Top of Provided data
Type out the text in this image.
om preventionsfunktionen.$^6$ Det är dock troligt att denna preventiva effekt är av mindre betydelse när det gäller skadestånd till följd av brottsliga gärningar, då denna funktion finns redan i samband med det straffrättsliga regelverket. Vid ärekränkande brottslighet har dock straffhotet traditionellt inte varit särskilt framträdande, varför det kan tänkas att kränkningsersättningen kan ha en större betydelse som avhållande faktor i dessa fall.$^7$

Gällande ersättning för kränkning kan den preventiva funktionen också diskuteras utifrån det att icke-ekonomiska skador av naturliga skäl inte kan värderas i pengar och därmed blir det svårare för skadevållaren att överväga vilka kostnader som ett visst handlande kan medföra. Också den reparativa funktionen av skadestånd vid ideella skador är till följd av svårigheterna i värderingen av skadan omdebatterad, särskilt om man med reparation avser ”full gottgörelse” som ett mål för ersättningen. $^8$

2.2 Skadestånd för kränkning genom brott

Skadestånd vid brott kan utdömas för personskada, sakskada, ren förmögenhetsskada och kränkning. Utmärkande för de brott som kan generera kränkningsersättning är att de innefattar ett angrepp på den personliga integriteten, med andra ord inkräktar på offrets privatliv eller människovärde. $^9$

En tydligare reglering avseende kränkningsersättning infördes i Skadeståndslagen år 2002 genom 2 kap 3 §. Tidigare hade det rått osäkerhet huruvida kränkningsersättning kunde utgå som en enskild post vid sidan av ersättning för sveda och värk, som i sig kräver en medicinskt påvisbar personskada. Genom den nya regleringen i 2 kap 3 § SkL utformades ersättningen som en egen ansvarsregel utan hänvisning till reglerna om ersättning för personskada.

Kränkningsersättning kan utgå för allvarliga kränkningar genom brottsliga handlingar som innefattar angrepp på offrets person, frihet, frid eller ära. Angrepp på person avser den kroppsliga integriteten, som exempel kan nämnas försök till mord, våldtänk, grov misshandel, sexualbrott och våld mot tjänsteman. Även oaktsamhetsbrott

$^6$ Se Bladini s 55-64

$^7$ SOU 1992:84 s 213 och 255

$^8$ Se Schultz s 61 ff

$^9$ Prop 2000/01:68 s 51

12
Bottom of Provided data
Once the listing has been read, copy every line of it exactly.

Type out the text in this image.
om preventionsfunktionen.$^6$ Det är dock troligt att denna preventiva effekt är av mindre betydelse när det gäller skadestånd till följd av brottsliga gärningar, då denna funktion finns redan i samband med det straffrättsliga regelverket. Vid ärekränkande brottslighet har dock straffhotet traditionellt inte varit särskilt framträdande, varför det kan tänkas att kränkningsersättningen kan ha en större betydelse som avhållande faktor i dessa fall.$^7$

Gällande ersättning för kränkning kan den preventiva funktionen också diskuteras utifrån det att icke-ekonomiska skador av naturliga skäl inte kan värderas i pengar och därmed blir det svårare för skadevållaren att överväga vilka kostnader som ett visst handlande kan medföra. Också den reparativa funktionen av skadestånd vid ideella skador är till följd av svårigheterna i värderingen av skadan omdebatterad, särskilt om man med reparation avser ”full gottgörelse” som ett mål för ersättningen. $^8$

2.2 Skadestånd för kränkning genom brott

Skadestånd vid brott kan utdömas för personskada, sakskada, ren förmögenhetsskada och kränkning. Utmärkande för de brott som kan generera kränkningsersättning är att de innefattar ett angrepp på den personliga integriteten, med andra ord inkräktar på offrets privatliv eller människovärde. $^9$

En tydligare reglering avseende kränkningsersättning infördes i Skadeståndslagen år 2002 genom 2 kap 3 §. Tidigare hade det rått osäkerhet huruvida kränkningsersättning kunde utgå som en enskild post vid sidan av ersättning för sveda och värk, som i sig kräver en medicinskt påvisbar personskada. Genom den nya regleringen i 2 kap 3 § SkL utformades ersättningen som en egen ansvarsregel utan hänvisning till reglerna om ersättning för personskada.

Kränkningsersättning kan utgå för allvarliga kränkningar genom brottsliga handlingar som innefattar angrepp på offrets person, frihet, frid eller ära. Angrepp på person avser den kroppsliga integriteten, som exempel kan nämnas försök till mord, våldtänk, grov misshandel, sexualbrott och våld mot tjänsteman. Även oaktsamhetsbrott

$^6$ Se Bladini s 55-64

$^7$ SOU 1992:84 s 213 och 255

$^8$ Se Schultz s 61 ff

$^9$ Prop 2000/01:68 s 51

12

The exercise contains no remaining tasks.